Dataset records
►

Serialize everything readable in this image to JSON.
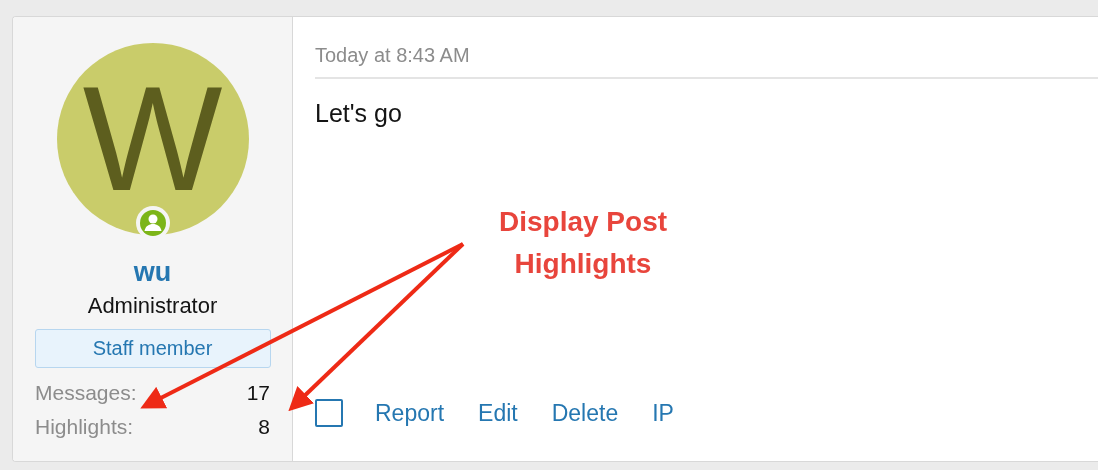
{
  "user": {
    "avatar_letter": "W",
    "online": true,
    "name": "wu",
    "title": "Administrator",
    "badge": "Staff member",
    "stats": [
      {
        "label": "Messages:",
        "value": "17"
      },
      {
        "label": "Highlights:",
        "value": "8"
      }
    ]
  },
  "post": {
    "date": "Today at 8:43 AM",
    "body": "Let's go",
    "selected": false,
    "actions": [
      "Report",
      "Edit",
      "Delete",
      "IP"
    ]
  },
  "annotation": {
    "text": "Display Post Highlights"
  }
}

◄
►

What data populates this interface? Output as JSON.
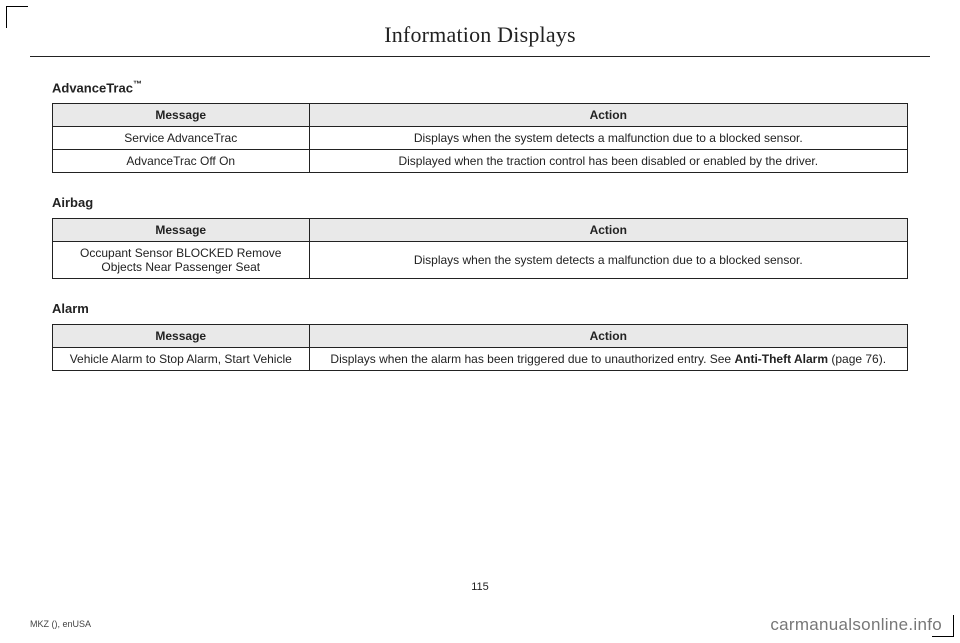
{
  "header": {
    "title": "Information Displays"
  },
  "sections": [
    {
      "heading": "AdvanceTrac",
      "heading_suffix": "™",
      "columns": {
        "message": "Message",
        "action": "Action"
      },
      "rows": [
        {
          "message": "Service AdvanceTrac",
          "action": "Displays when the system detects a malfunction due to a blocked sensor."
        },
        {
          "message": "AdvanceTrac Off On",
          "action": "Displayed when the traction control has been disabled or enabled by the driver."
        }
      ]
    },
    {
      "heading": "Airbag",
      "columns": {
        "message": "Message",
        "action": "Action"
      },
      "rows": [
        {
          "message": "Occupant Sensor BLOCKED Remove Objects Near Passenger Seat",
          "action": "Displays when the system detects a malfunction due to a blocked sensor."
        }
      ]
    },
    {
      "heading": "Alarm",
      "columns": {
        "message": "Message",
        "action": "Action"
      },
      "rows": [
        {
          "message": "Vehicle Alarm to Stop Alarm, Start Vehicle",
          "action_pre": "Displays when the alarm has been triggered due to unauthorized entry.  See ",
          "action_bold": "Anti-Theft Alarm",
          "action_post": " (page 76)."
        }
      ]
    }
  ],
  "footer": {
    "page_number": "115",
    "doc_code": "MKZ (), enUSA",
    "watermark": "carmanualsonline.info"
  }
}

◄
►

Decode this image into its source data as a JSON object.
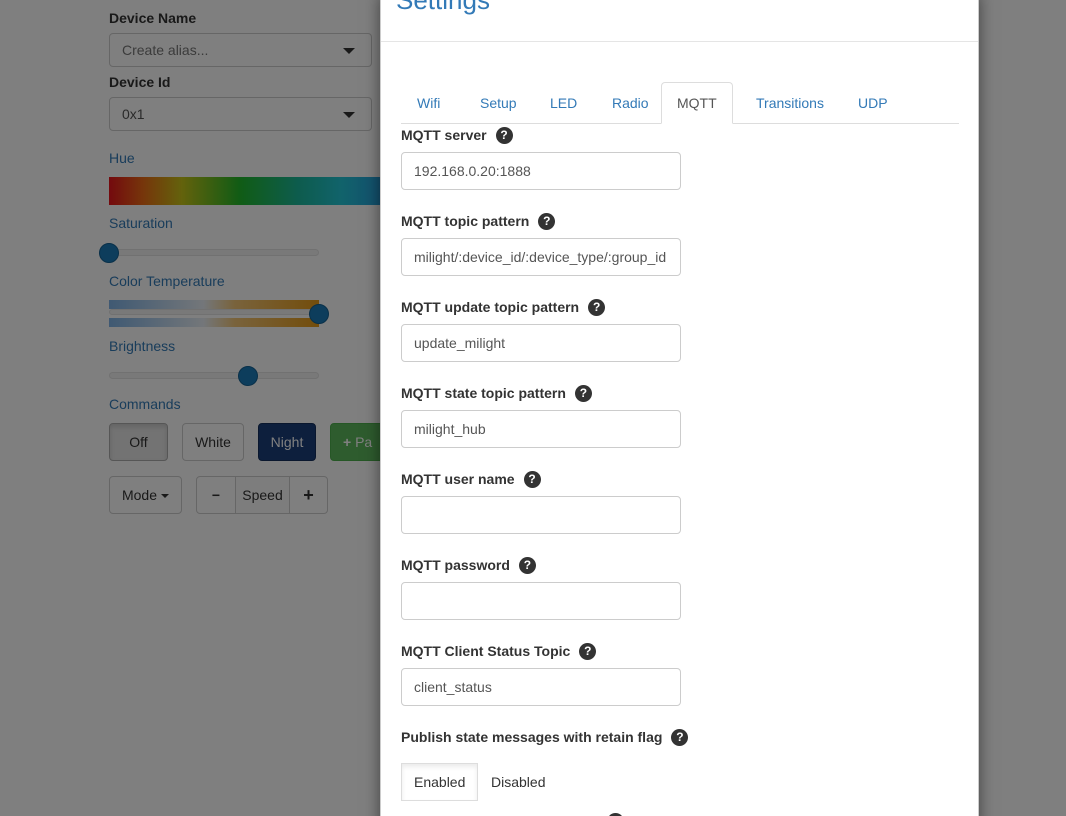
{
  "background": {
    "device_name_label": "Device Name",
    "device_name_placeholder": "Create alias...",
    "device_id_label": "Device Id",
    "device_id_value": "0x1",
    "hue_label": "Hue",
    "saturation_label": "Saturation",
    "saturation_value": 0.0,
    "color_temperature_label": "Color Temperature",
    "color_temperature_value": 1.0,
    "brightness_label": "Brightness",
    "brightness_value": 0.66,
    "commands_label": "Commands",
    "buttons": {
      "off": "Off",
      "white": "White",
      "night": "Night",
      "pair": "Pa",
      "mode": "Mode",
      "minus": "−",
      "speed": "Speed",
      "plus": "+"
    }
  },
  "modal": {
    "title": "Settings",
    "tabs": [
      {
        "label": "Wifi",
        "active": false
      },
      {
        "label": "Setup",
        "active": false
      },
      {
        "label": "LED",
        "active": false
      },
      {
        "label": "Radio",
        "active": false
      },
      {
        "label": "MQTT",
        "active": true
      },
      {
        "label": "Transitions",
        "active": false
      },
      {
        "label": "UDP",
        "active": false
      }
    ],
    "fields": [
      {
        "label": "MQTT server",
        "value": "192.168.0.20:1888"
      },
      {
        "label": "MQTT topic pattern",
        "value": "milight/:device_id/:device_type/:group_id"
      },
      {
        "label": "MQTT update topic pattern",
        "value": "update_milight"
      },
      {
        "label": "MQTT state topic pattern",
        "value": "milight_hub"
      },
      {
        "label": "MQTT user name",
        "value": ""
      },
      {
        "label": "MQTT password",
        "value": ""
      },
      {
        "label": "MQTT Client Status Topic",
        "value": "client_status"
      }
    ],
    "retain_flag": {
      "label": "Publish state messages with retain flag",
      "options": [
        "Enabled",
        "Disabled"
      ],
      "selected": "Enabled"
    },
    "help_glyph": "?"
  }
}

◄

**STATED EXERCISE**
State only the count of lines above that hold the string "been".

**EXERCISE SOLUTION**
2